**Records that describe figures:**
● ● ●
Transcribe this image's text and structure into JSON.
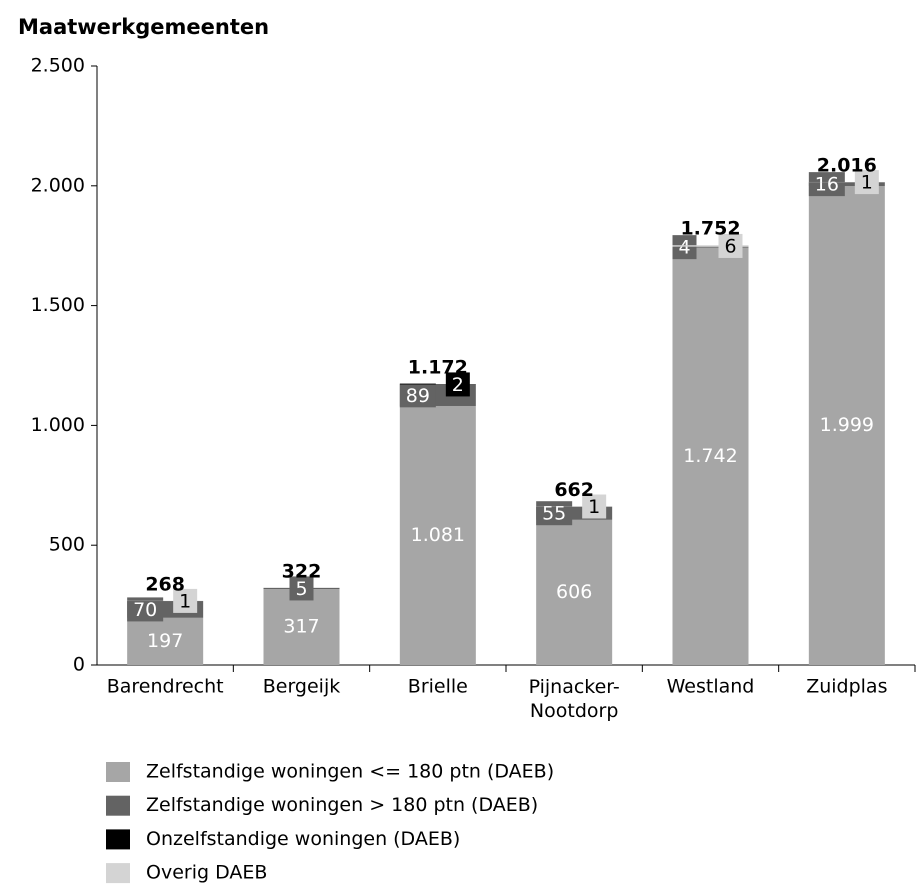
{
  "chart_data": {
    "type": "stacked_bar",
    "title": "Maatwerkgemeenten",
    "categories": [
      "Barendrecht",
      "Bergeijk",
      "Brielle",
      "Pijnacker-Nootdorp",
      "Westland",
      "Zuidplas"
    ],
    "series": [
      {
        "name": "Zelfstandige woningen <= 180 ptn (DAEB)",
        "color": "#a6a6a6",
        "values": [
          197,
          317,
          1081,
          606,
          1742,
          1999
        ],
        "value_labels": [
          "197",
          "317",
          "1.081",
          "606",
          "1.742",
          "1.999"
        ]
      },
      {
        "name": "Zelfstandige woningen > 180 ptn (DAEB)",
        "color": "#636363",
        "values": [
          70,
          5,
          89,
          55,
          4,
          16
        ]
      },
      {
        "name": "Onzelfstandige woningen (DAEB)",
        "color": "#000000",
        "values": [
          null,
          null,
          2,
          null,
          null,
          null
        ]
      },
      {
        "name": "Overig DAEB",
        "color": "#d4d4d4",
        "values": [
          1,
          null,
          null,
          1,
          6,
          1
        ]
      }
    ],
    "totals": {
      "values": [
        268,
        322,
        1172,
        662,
        1752,
        2016
      ],
      "value_labels": [
        "268",
        "322",
        "1.172",
        "662",
        "1.752",
        "2.016"
      ]
    },
    "ylim": [
      0,
      2500
    ],
    "yticks": [
      0,
      500,
      {
        "value": 1000,
        "label": "1.000"
      },
      {
        "value": 1500,
        "label": "1.500"
      },
      {
        "value": 2000,
        "label": "2.000"
      },
      {
        "value": 2500,
        "label": "2.500"
      }
    ],
    "grid": false,
    "legend": "bottom"
  }
}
● ● ●
**TASK OBJECTIVE:**
Repeat each record exactly, with the pictures left out.

**THE RESPONSE:**
Transcribe this image's text and structure into JSON.
{
  "chart_data": {
    "type": "stacked_bar",
    "title": "Maatwerkgemeenten",
    "categories": [
      "Barendrecht",
      "Bergeijk",
      "Brielle",
      "Pijnacker-Nootdorp",
      "Westland",
      "Zuidplas"
    ],
    "series": [
      {
        "name": "Zelfstandige woningen <= 180 ptn (DAEB)",
        "color": "#a6a6a6",
        "values": [
          197,
          317,
          1081,
          606,
          1742,
          1999
        ],
        "value_labels": [
          "197",
          "317",
          "1.081",
          "606",
          "1.742",
          "1.999"
        ]
      },
      {
        "name": "Zelfstandige woningen > 180 ptn (DAEB)",
        "color": "#636363",
        "values": [
          70,
          5,
          89,
          55,
          4,
          16
        ]
      },
      {
        "name": "Onzelfstandige woningen (DAEB)",
        "color": "#000000",
        "values": [
          null,
          null,
          2,
          null,
          null,
          null
        ]
      },
      {
        "name": "Overig DAEB",
        "color": "#d4d4d4",
        "values": [
          1,
          null,
          null,
          1,
          6,
          1
        ]
      }
    ],
    "totals": {
      "values": [
        268,
        322,
        1172,
        662,
        1752,
        2016
      ],
      "value_labels": [
        "268",
        "322",
        "1.172",
        "662",
        "1.752",
        "2.016"
      ]
    },
    "ylim": [
      0,
      2500
    ],
    "yticks": [
      0,
      500,
      {
        "value": 1000,
        "label": "1.000"
      },
      {
        "value": 1500,
        "label": "1.500"
      },
      {
        "value": 2000,
        "label": "2.000"
      },
      {
        "value": 2500,
        "label": "2.500"
      }
    ],
    "grid": false,
    "legend": "bottom"
  }
}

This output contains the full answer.